> Requirements
Reproduce all of the data that follows, character for character.

> Source records
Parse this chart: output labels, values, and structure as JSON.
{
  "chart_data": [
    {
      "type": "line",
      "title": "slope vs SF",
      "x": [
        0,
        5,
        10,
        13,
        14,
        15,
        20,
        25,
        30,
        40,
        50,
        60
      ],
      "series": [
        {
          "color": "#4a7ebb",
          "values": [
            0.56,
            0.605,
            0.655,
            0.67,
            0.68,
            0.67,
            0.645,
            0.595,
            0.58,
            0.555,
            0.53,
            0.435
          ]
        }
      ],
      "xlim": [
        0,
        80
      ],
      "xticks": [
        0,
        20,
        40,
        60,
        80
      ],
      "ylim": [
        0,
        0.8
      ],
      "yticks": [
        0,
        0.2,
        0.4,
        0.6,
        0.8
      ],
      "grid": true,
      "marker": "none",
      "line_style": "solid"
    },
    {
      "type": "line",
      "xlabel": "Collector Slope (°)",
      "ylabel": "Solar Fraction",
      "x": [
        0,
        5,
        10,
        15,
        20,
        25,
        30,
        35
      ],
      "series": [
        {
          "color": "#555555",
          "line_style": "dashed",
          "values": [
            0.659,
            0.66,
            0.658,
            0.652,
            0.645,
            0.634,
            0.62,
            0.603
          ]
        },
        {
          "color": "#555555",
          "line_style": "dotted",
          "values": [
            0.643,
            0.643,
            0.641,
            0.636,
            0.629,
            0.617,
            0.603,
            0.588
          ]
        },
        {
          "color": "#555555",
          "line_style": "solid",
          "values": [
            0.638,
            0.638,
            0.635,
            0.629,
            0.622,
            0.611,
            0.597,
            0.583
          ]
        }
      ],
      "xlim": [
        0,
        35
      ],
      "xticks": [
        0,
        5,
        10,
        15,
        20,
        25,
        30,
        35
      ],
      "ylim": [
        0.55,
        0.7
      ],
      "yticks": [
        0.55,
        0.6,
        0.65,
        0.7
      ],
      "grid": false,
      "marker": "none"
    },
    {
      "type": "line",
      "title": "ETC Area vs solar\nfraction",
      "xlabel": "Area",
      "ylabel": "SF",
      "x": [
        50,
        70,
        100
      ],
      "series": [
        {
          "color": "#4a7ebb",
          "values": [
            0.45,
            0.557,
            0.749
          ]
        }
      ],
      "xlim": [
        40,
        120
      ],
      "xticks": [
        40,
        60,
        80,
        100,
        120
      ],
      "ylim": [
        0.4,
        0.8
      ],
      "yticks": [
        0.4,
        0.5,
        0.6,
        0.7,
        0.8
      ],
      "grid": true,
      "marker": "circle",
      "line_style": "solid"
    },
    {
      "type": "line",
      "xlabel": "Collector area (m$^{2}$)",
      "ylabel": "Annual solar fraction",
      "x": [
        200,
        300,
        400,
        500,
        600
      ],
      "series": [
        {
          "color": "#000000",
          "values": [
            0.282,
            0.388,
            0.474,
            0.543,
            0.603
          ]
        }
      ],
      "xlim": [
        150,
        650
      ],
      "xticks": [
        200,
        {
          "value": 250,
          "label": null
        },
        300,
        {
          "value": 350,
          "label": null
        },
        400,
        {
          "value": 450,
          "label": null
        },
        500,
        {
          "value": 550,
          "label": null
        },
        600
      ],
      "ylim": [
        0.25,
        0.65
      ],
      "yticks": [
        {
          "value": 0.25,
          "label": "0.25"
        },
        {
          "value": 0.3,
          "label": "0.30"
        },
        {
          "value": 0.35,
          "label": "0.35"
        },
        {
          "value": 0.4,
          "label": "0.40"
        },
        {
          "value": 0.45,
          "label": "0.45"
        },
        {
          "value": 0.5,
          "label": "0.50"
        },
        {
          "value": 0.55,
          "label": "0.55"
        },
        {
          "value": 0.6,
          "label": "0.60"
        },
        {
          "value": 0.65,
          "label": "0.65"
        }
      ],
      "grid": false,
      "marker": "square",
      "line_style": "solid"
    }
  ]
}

> Expected answer
Parse this chart: output labels, values, and structure as JSON.
{
  "chart_data": [
    {
      "type": "line",
      "title": "slope vs SF",
      "x": [
        0,
        5,
        10,
        13,
        14,
        15,
        20,
        25,
        30,
        40,
        50,
        60
      ],
      "series": [
        {
          "color": "#4a7ebb",
          "values": [
            0.56,
            0.605,
            0.655,
            0.67,
            0.68,
            0.67,
            0.645,
            0.595,
            0.58,
            0.555,
            0.53,
            0.435
          ]
        }
      ],
      "xlim": [
        0,
        80
      ],
      "xticks": [
        0,
        20,
        40,
        60,
        80
      ],
      "ylim": [
        0,
        0.8
      ],
      "yticks": [
        0,
        0.2,
        0.4,
        0.6,
        0.8
      ],
      "grid": true,
      "marker": "none",
      "line_style": "solid"
    },
    {
      "type": "line",
      "xlabel": "Collector Slope (°)",
      "ylabel": "Solar Fraction",
      "x": [
        0,
        5,
        10,
        15,
        20,
        25,
        30,
        35
      ],
      "series": [
        {
          "color": "#555555",
          "line_style": "dashed",
          "values": [
            0.659,
            0.66,
            0.658,
            0.652,
            0.645,
            0.634,
            0.62,
            0.603
          ]
        },
        {
          "color": "#555555",
          "line_style": "dotted",
          "values": [
            0.643,
            0.643,
            0.641,
            0.636,
            0.629,
            0.617,
            0.603,
            0.588
          ]
        },
        {
          "color": "#555555",
          "line_style": "solid",
          "values": [
            0.638,
            0.638,
            0.635,
            0.629,
            0.622,
            0.611,
            0.597,
            0.583
          ]
        }
      ],
      "xlim": [
        0,
        35
      ],
      "xticks": [
        0,
        5,
        10,
        15,
        20,
        25,
        30,
        35
      ],
      "ylim": [
        0.55,
        0.7
      ],
      "yticks": [
        0.55,
        0.6,
        0.65,
        0.7
      ],
      "grid": false,
      "marker": "none"
    },
    {
      "type": "line",
      "title": "ETC Area vs solar\nfraction",
      "xlabel": "Area",
      "ylabel": "SF",
      "x": [
        50,
        70,
        100
      ],
      "series": [
        {
          "color": "#4a7ebb",
          "values": [
            0.45,
            0.557,
            0.749
          ]
        }
      ],
      "xlim": [
        40,
        120
      ],
      "xticks": [
        40,
        60,
        80,
        100,
        120
      ],
      "ylim": [
        0.4,
        0.8
      ],
      "yticks": [
        0.4,
        0.5,
        0.6,
        0.7,
        0.8
      ],
      "grid": true,
      "marker": "circle",
      "line_style": "solid"
    },
    {
      "type": "line",
      "xlabel": "Collector area (m$^{2}$)",
      "ylabel": "Annual solar fraction",
      "x": [
        200,
        300,
        400,
        500,
        600
      ],
      "series": [
        {
          "color": "#000000",
          "values": [
            0.282,
            0.388,
            0.474,
            0.543,
            0.603
          ]
        }
      ],
      "xlim": [
        150,
        650
      ],
      "xticks": [
        200,
        {
          "value": 250,
          "label": null
        },
        300,
        {
          "value": 350,
          "label": null
        },
        400,
        {
          "value": 450,
          "label": null
        },
        500,
        {
          "value": 550,
          "label": null
        },
        600
      ],
      "ylim": [
        0.25,
        0.65
      ],
      "yticks": [
        {
          "value": 0.25,
          "label": "0.25"
        },
        {
          "value": 0.3,
          "label": "0.30"
        },
        {
          "value": 0.35,
          "label": "0.35"
        },
        {
          "value": 0.4,
          "label": "0.40"
        },
        {
          "value": 0.45,
          "label": "0.45"
        },
        {
          "value": 0.5,
          "label": "0.50"
        },
        {
          "value": 0.55,
          "label": "0.55"
        },
        {
          "value": 0.6,
          "label": "0.60"
        },
        {
          "value": 0.65,
          "label": "0.65"
        }
      ],
      "grid": false,
      "marker": "square",
      "line_style": "solid"
    }
  ]
}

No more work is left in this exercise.